What the task asks: Below is a block of records; repeat each one exactly.

Stored data:
== == ==

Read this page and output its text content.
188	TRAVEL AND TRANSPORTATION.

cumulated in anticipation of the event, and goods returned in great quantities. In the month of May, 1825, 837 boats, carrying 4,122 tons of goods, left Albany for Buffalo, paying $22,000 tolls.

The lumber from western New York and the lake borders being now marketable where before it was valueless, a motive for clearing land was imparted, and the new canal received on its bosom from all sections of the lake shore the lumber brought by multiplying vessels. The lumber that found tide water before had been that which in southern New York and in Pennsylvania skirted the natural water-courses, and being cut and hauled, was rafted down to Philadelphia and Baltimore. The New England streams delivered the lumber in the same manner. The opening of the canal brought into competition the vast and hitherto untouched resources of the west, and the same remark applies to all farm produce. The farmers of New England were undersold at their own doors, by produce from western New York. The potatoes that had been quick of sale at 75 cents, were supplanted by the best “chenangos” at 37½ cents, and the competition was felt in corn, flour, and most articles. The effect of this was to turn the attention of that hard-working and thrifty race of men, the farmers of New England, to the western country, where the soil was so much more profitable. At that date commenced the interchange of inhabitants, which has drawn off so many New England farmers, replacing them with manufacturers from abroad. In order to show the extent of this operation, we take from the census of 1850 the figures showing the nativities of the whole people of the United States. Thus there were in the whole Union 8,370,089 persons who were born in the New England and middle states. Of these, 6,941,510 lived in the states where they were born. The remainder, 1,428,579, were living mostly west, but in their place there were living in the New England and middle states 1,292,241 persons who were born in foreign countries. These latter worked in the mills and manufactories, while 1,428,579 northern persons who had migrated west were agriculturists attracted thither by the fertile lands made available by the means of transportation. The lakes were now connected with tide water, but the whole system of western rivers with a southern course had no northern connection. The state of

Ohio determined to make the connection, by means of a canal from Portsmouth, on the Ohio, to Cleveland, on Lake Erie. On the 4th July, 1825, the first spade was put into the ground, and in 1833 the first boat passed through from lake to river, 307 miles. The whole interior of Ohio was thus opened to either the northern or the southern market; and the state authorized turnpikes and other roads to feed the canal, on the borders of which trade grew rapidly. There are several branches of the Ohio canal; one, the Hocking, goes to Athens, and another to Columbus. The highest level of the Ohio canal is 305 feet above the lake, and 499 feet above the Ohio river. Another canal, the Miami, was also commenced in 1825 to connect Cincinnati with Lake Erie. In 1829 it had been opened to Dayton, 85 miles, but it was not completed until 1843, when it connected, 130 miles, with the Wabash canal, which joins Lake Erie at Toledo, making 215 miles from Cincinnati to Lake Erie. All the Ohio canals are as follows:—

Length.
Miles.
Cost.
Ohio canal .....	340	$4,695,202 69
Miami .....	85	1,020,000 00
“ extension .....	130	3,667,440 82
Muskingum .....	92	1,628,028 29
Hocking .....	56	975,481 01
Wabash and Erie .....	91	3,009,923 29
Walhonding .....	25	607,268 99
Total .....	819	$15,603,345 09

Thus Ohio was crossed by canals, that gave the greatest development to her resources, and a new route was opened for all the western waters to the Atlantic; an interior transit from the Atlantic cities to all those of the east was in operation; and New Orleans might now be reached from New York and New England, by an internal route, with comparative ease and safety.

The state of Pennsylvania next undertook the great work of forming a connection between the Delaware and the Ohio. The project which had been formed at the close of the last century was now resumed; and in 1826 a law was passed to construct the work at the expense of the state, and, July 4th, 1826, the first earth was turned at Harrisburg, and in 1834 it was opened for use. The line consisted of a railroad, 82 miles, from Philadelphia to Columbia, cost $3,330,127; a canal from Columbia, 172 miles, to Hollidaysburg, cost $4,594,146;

== == ==

Solution to this exercise:
Read this page and output its text content.
188	TRAVEL AND TRANSPORTATION.

cumulated in anticipation of the event, and goods returned in great quantities. In the month of May, 1825, 837 boats, carrying 4,122 tons of goods, left Albany for Buffalo, paying $22,000 tolls.

The lumber from western New York and the lake borders being now marketable where before it was valueless, a motive for clearing land was imparted, and the new canal received on its bosom from all sections of the lake shore the lumber brought by multiplying vessels. The lumber that found tide water before had been that which in southern New York and in Pennsylvania skirted the natural water-courses, and being cut and hauled, was rafted down to Philadelphia and Baltimore. The New England streams delivered the lumber in the same manner. The opening of the canal brought into competition the vast and hitherto untouched resources of the west, and the same remark applies to all farm produce. The farmers of New England were undersold at their own doors, by produce from western New York. The potatoes that had been quick of sale at 75 cents, were supplanted by the best “chenangos” at 37½ cents, and the competition was felt in corn, flour, and most articles. The effect of this was to turn the attention of that hard-working and thrifty race of men, the farmers of New England, to the western country, where the soil was so much more profitable. At that date commenced the interchange of inhabitants, which has drawn off so many New England farmers, replacing them with manufacturers from abroad. In order to show the extent of this operation, we take from the census of 1850 the figures showing the nativities of the whole people of the United States. Thus there were in the whole Union 8,370,089 persons who were born in the New England and middle states. Of these, 6,941,510 lived in the states where they were born. The remainder, 1,428,579, were living mostly west, but in their place there were living in the New England and middle states 1,292,241 persons who were born in foreign countries. These latter worked in the mills and manufactories, while 1,428,579 northern persons who had migrated west were agriculturists attracted thither by the fertile lands made available by the means of transportation. The lakes were now connected with tide water, but the whole system of western rivers with a southern course had no northern connection. The state of

Ohio determined to make the connection, by means of a canal from Portsmouth, on the Ohio, to Cleveland, on Lake Erie. On the 4th July, 1825, the first spade was put into the ground, and in 1833 the first boat passed through from lake to river, 307 miles. The whole interior of Ohio was thus opened to either the northern or the southern market; and the state authorized turnpikes and other roads to feed the canal, on the borders of which trade grew rapidly. There are several branches of the Ohio canal; one, the Hocking, goes to Athens, and another to Columbus. The highest level of the Ohio canal is 305 feet above the lake, and 499 feet above the Ohio river. Another canal, the Miami, was also commenced in 1825 to connect Cincinnati with Lake Erie. In 1829 it had been opened to Dayton, 85 miles, but it was not completed until 1843, when it connected, 130 miles, with the Wabash canal, which joins Lake Erie at Toledo, making 215 miles from Cincinnati to Lake Erie. All the Ohio canals are as follows:—

Length.
Miles.
Cost.
Ohio canal .....	340	$4,695,202 69
Miami .....	85	1,020,000 00
“ extension .....	130	3,667,440 82
Muskingum .....	92	1,628,028 29
Hocking .....	56	975,481 01
Wabash and Erie .....	91	3,009,923 29
Walhonding .....	25	607,268 99
Total .....	819	$15,603,345 09

Thus Ohio was crossed by canals, that gave the greatest development to her resources, and a new route was opened for all the western waters to the Atlantic; an interior transit from the Atlantic cities to all those of the east was in operation; and New Orleans might now be reached from New York and New England, by an internal route, with comparative ease and safety.

The state of Pennsylvania next undertook the great work of forming a connection between the Delaware and the Ohio. The project which had been formed at the close of the last century was now resumed; and in 1826 a law was passed to construct the work at the expense of the state, and, July 4th, 1826, the first earth was turned at Harrisburg, and in 1834 it was opened for use. The line consisted of a railroad, 82 miles, from Philadelphia to Columbia, cost $3,330,127; a canal from Columbia, 172 miles, to Hollidaysburg, cost $4,594,146;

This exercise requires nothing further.